(Task directions):
Make an exact transcription of the material, leaving out all images.

(Data section):
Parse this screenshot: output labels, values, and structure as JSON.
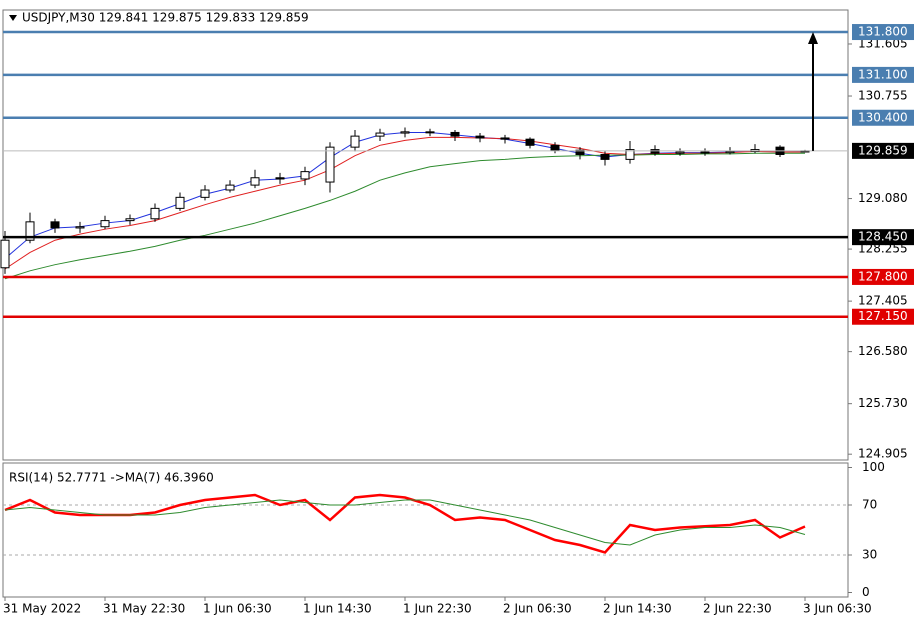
{
  "chart_data": [
    {
      "type": "candlestick",
      "title": "USDJPY,M30  129.841 129.875 129.833 129.859",
      "categories": [
        "31 May 2022",
        null,
        null,
        null,
        "31 May 22:30",
        null,
        null,
        null,
        "1 Jun 06:30",
        null,
        null,
        null,
        "1 Jun 14:30",
        null,
        null,
        null,
        "1 Jun 22:30",
        null,
        null,
        null,
        "2 Jun 06:30",
        null,
        null,
        null,
        "2 Jun 14:30",
        null,
        null,
        null,
        "2 Jun 22:30",
        null,
        null,
        null,
        "3 Jun 06:30"
      ],
      "open": [
        127.95,
        128.4,
        128.7,
        128.6,
        128.62,
        128.72,
        128.75,
        128.92,
        129.1,
        129.22,
        129.3,
        129.42,
        129.4,
        129.35,
        129.92,
        130.1,
        130.15,
        130.17,
        130.16,
        130.1,
        130.07,
        130.05,
        129.95,
        129.87,
        129.8,
        129.72,
        129.88,
        129.82,
        129.84,
        129.83,
        129.85,
        129.92,
        129.841
      ],
      "high": [
        128.55,
        128.85,
        128.75,
        128.7,
        128.8,
        128.82,
        129.0,
        129.18,
        129.3,
        129.38,
        129.55,
        129.5,
        129.6,
        130.0,
        130.2,
        130.22,
        130.24,
        130.22,
        130.2,
        130.15,
        130.12,
        130.08,
        130.0,
        129.92,
        129.85,
        130.02,
        129.95,
        129.9,
        129.9,
        129.92,
        129.97,
        129.95,
        129.875
      ],
      "low": [
        127.85,
        128.35,
        128.52,
        128.52,
        128.58,
        128.65,
        128.7,
        128.88,
        129.05,
        129.18,
        129.25,
        129.32,
        129.3,
        129.18,
        129.85,
        130.02,
        130.08,
        130.1,
        130.02,
        130.0,
        129.98,
        129.9,
        129.82,
        129.72,
        129.62,
        129.65,
        129.78,
        129.78,
        129.78,
        129.8,
        129.82,
        129.76,
        129.833
      ],
      "close": [
        128.4,
        128.7,
        128.6,
        128.62,
        128.72,
        128.75,
        128.92,
        129.1,
        129.22,
        129.3,
        129.42,
        129.4,
        129.52,
        129.92,
        130.1,
        130.15,
        130.17,
        130.16,
        130.1,
        130.07,
        130.05,
        129.95,
        129.87,
        129.8,
        129.72,
        129.88,
        129.82,
        129.84,
        129.83,
        129.85,
        129.88,
        129.8,
        129.859
      ],
      "lines": [
        {
          "color": "#2233dd",
          "values": [
            128.1,
            128.45,
            128.6,
            128.62,
            128.68,
            128.72,
            128.85,
            129.0,
            129.15,
            129.25,
            129.38,
            129.4,
            129.45,
            129.75,
            130.0,
            130.12,
            130.16,
            130.16,
            130.12,
            130.08,
            130.05,
            129.98,
            129.9,
            129.82,
            129.76,
            129.8,
            129.82,
            129.83,
            129.83,
            129.84,
            129.86,
            129.84,
            129.85
          ]
        },
        {
          "color": "#e02020",
          "values": [
            127.93,
            128.2,
            128.4,
            128.5,
            128.58,
            128.64,
            128.72,
            128.85,
            128.98,
            129.1,
            129.2,
            129.3,
            129.38,
            129.55,
            129.78,
            129.95,
            130.03,
            130.08,
            130.08,
            130.07,
            130.06,
            130.02,
            129.96,
            129.9,
            129.82,
            129.8,
            129.81,
            129.82,
            129.82,
            129.83,
            129.85,
            129.84,
            129.84
          ]
        },
        {
          "color": "#2e8b2e",
          "values": [
            127.77,
            127.9,
            128.0,
            128.08,
            128.15,
            128.22,
            128.3,
            128.4,
            128.48,
            128.58,
            128.68,
            128.8,
            128.92,
            129.05,
            129.2,
            129.38,
            129.5,
            129.6,
            129.65,
            129.7,
            129.72,
            129.75,
            129.77,
            129.78,
            129.79,
            129.79,
            129.8,
            129.8,
            129.81,
            129.81,
            129.82,
            129.82,
            129.82
          ]
        }
      ],
      "ylim": [
        124.81,
        132.16
      ],
      "yticks": [
        131.605,
        130.755,
        {
          "value": 129.08,
          "label": "129.080"
        },
        128.255,
        127.405,
        {
          "value": 126.58,
          "label": "126.580"
        },
        {
          "value": 125.73,
          "label": "125.730"
        },
        124.905
      ],
      "levels": [
        {
          "value": 131.8,
          "label": "131.800",
          "color": "#4a7eb0"
        },
        {
          "value": 131.1,
          "label": "131.100",
          "color": "#4a7eb0"
        },
        {
          "value": 130.4,
          "label": "130.400",
          "color": "#4a7eb0"
        },
        {
          "value": 128.45,
          "label": "128.450",
          "color": "#000000"
        },
        {
          "value": 127.8,
          "label": "127.800",
          "color": "#e00000"
        },
        {
          "value": 127.15,
          "label": "127.150",
          "color": "#e00000"
        }
      ],
      "current_price": 129.859
    },
    {
      "type": "line",
      "title": "RSI(14) 52.7771  ->MA(7) 46.3960",
      "lines": [
        {
          "color": "#ff0000",
          "values": [
            66,
            74,
            64,
            62,
            62,
            62,
            64,
            70,
            74,
            76,
            78,
            70,
            74,
            58,
            76,
            78,
            76,
            70,
            58,
            60,
            58,
            50,
            42,
            38,
            32,
            54,
            50,
            52,
            53,
            54,
            58,
            44,
            52.7771
          ]
        },
        {
          "color": "#2e8b2e",
          "values": [
            66,
            68,
            66,
            64,
            62,
            62,
            62,
            64,
            68,
            70,
            72,
            74,
            72,
            70,
            70,
            72,
            74,
            74,
            70,
            66,
            62,
            58,
            52,
            46,
            40,
            38,
            46,
            50,
            52,
            52,
            54,
            52,
            46.396
          ]
        }
      ],
      "ylim": [
        -3.6,
        103.6
      ],
      "yticks": [
        0,
        30,
        70,
        100
      ],
      "levels": [
        70,
        30
      ]
    }
  ]
}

(Result of the exercise):
Parse this screenshot: output labels, values, and structure as JSON.
{
  "chart_data": [
    {
      "type": "candlestick",
      "title": "USDJPY,M30  129.841 129.875 129.833 129.859",
      "categories": [
        "31 May 2022",
        null,
        null,
        null,
        "31 May 22:30",
        null,
        null,
        null,
        "1 Jun 06:30",
        null,
        null,
        null,
        "1 Jun 14:30",
        null,
        null,
        null,
        "1 Jun 22:30",
        null,
        null,
        null,
        "2 Jun 06:30",
        null,
        null,
        null,
        "2 Jun 14:30",
        null,
        null,
        null,
        "2 Jun 22:30",
        null,
        null,
        null,
        "3 Jun 06:30"
      ],
      "open": [
        127.95,
        128.4,
        128.7,
        128.6,
        128.62,
        128.72,
        128.75,
        128.92,
        129.1,
        129.22,
        129.3,
        129.42,
        129.4,
        129.35,
        129.92,
        130.1,
        130.15,
        130.17,
        130.16,
        130.1,
        130.07,
        130.05,
        129.95,
        129.87,
        129.8,
        129.72,
        129.88,
        129.82,
        129.84,
        129.83,
        129.85,
        129.92,
        129.841
      ],
      "high": [
        128.55,
        128.85,
        128.75,
        128.7,
        128.8,
        128.82,
        129.0,
        129.18,
        129.3,
        129.38,
        129.55,
        129.5,
        129.6,
        130.0,
        130.2,
        130.22,
        130.24,
        130.22,
        130.2,
        130.15,
        130.12,
        130.08,
        130.0,
        129.92,
        129.85,
        130.02,
        129.95,
        129.9,
        129.9,
        129.92,
        129.97,
        129.95,
        129.875
      ],
      "low": [
        127.85,
        128.35,
        128.52,
        128.52,
        128.58,
        128.65,
        128.7,
        128.88,
        129.05,
        129.18,
        129.25,
        129.32,
        129.3,
        129.18,
        129.85,
        130.02,
        130.08,
        130.1,
        130.02,
        130.0,
        129.98,
        129.9,
        129.82,
        129.72,
        129.62,
        129.65,
        129.78,
        129.78,
        129.78,
        129.8,
        129.82,
        129.76,
        129.833
      ],
      "close": [
        128.4,
        128.7,
        128.6,
        128.62,
        128.72,
        128.75,
        128.92,
        129.1,
        129.22,
        129.3,
        129.42,
        129.4,
        129.52,
        129.92,
        130.1,
        130.15,
        130.17,
        130.16,
        130.1,
        130.07,
        130.05,
        129.95,
        129.87,
        129.8,
        129.72,
        129.88,
        129.82,
        129.84,
        129.83,
        129.85,
        129.88,
        129.8,
        129.859
      ],
      "lines": [
        {
          "color": "#2233dd",
          "values": [
            128.1,
            128.45,
            128.6,
            128.62,
            128.68,
            128.72,
            128.85,
            129.0,
            129.15,
            129.25,
            129.38,
            129.4,
            129.45,
            129.75,
            130.0,
            130.12,
            130.16,
            130.16,
            130.12,
            130.08,
            130.05,
            129.98,
            129.9,
            129.82,
            129.76,
            129.8,
            129.82,
            129.83,
            129.83,
            129.84,
            129.86,
            129.84,
            129.85
          ]
        },
        {
          "color": "#e02020",
          "values": [
            127.93,
            128.2,
            128.4,
            128.5,
            128.58,
            128.64,
            128.72,
            128.85,
            128.98,
            129.1,
            129.2,
            129.3,
            129.38,
            129.55,
            129.78,
            129.95,
            130.03,
            130.08,
            130.08,
            130.07,
            130.06,
            130.02,
            129.96,
            129.9,
            129.82,
            129.8,
            129.81,
            129.82,
            129.82,
            129.83,
            129.85,
            129.84,
            129.84
          ]
        },
        {
          "color": "#2e8b2e",
          "values": [
            127.77,
            127.9,
            128.0,
            128.08,
            128.15,
            128.22,
            128.3,
            128.4,
            128.48,
            128.58,
            128.68,
            128.8,
            128.92,
            129.05,
            129.2,
            129.38,
            129.5,
            129.6,
            129.65,
            129.7,
            129.72,
            129.75,
            129.77,
            129.78,
            129.79,
            129.79,
            129.8,
            129.8,
            129.81,
            129.81,
            129.82,
            129.82,
            129.82
          ]
        }
      ],
      "ylim": [
        124.81,
        132.16
      ],
      "yticks": [
        131.605,
        130.755,
        {
          "value": 129.08,
          "label": "129.080"
        },
        128.255,
        127.405,
        {
          "value": 126.58,
          "label": "126.580"
        },
        {
          "value": 125.73,
          "label": "125.730"
        },
        124.905
      ],
      "levels": [
        {
          "value": 131.8,
          "label": "131.800",
          "color": "#4a7eb0"
        },
        {
          "value": 131.1,
          "label": "131.100",
          "color": "#4a7eb0"
        },
        {
          "value": 130.4,
          "label": "130.400",
          "color": "#4a7eb0"
        },
        {
          "value": 128.45,
          "label": "128.450",
          "color": "#000000"
        },
        {
          "value": 127.8,
          "label": "127.800",
          "color": "#e00000"
        },
        {
          "value": 127.15,
          "label": "127.150",
          "color": "#e00000"
        }
      ],
      "current_price": 129.859
    },
    {
      "type": "line",
      "title": "RSI(14) 52.7771  ->MA(7) 46.3960",
      "lines": [
        {
          "color": "#ff0000",
          "values": [
            66,
            74,
            64,
            62,
            62,
            62,
            64,
            70,
            74,
            76,
            78,
            70,
            74,
            58,
            76,
            78,
            76,
            70,
            58,
            60,
            58,
            50,
            42,
            38,
            32,
            54,
            50,
            52,
            53,
            54,
            58,
            44,
            52.7771
          ]
        },
        {
          "color": "#2e8b2e",
          "values": [
            66,
            68,
            66,
            64,
            62,
            62,
            62,
            64,
            68,
            70,
            72,
            74,
            72,
            70,
            70,
            72,
            74,
            74,
            70,
            66,
            62,
            58,
            52,
            46,
            40,
            38,
            46,
            50,
            52,
            52,
            54,
            52,
            46.396
          ]
        }
      ],
      "ylim": [
        -3.6,
        103.6
      ],
      "yticks": [
        0,
        30,
        70,
        100
      ],
      "levels": [
        70,
        30
      ]
    }
  ]
}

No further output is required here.